THE TASK:
Restate the material word for word and leave out anything that is a picture.

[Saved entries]

----------

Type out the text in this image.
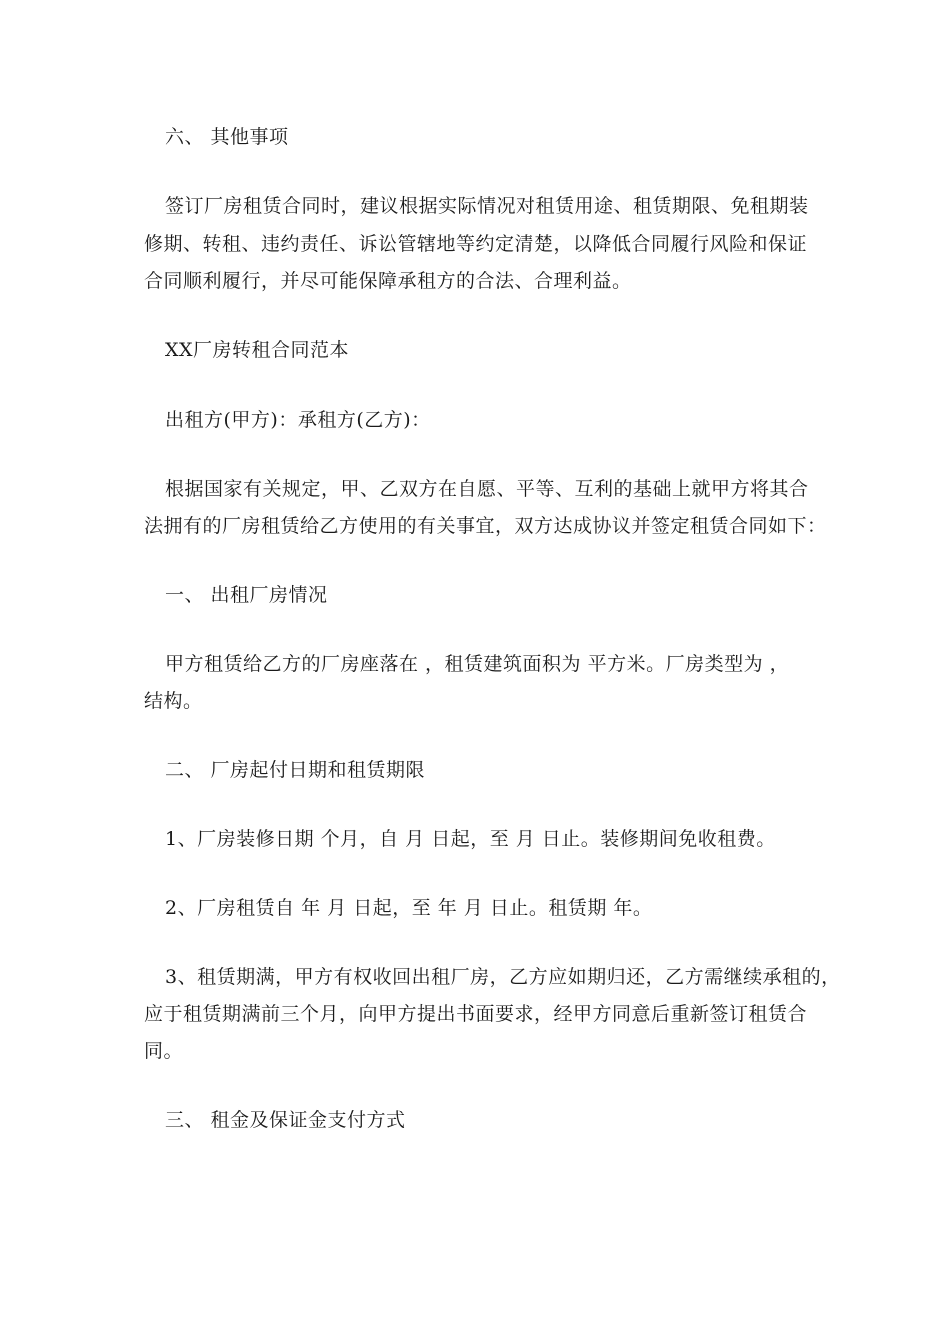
六、 其他事项
签订厂房租赁合同时，建议根据实际情况对租赁用途、租赁期限、免租期装
修期、转租、违约责任、诉讼管辖地等约定清楚，以降低合同履行风险和保证
合同顺利履行，并尽可能保障承租方的合法、合理利益。
XX厂房转租合同范本
出租方(甲方)：承租方(乙方)：
根据国家有关规定，甲、乙双方在自愿、平等、互利的基础上就甲方将其合
法拥有的厂房租赁给乙方使用的有关事宜，双方达成协议并签定租赁合同如下：
一、 出租厂房情况
甲方租赁给乙方的厂房座落在 ，租赁建筑面积为 平方米。厂房类型为 ，
结构。
二、 厂房起付日期和租赁期限
1、厂房装修日期 个月，自 月 日起，至 月 日止。装修期间免收租费。
2、厂房租赁自 年 月 日起，至 年 月 日止。租赁期 年。
3、租赁期满，甲方有权收回出租厂房，乙方应如期归还，乙方需继续承租的，
应于租赁期满前三个月，向甲方提出书面要求，经甲方同意后重新签订租赁合
同。
三、 租金及保证金支付方式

----------

FINAL RESULT:
Type out the text in this image.
六、 其他事项
签订厂房租赁合同时，建议根据实际情况对租赁用途、租赁期限、免租期装
修期、转租、违约责任、诉讼管辖地等约定清楚，以降低合同履行风险和保证
合同顺利履行，并尽可能保障承租方的合法、合理利益。
XX厂房转租合同范本
出租方(甲方)：承租方(乙方)：
根据国家有关规定，甲、乙双方在自愿、平等、互利的基础上就甲方将其合
法拥有的厂房租赁给乙方使用的有关事宜，双方达成协议并签定租赁合同如下：
一、 出租厂房情况
甲方租赁给乙方的厂房座落在 ，租赁建筑面积为 平方米。厂房类型为 ，
结构。
二、 厂房起付日期和租赁期限
1、厂房装修日期 个月，自 月 日起，至 月 日止。装修期间免收租费。
2、厂房租赁自 年 月 日起，至 年 月 日止。租赁期 年。
3、租赁期满，甲方有权收回出租厂房，乙方应如期归还，乙方需继续承租的，
应于租赁期满前三个月，向甲方提出书面要求，经甲方同意后重新签订租赁合
同。
三、 租金及保证金支付方式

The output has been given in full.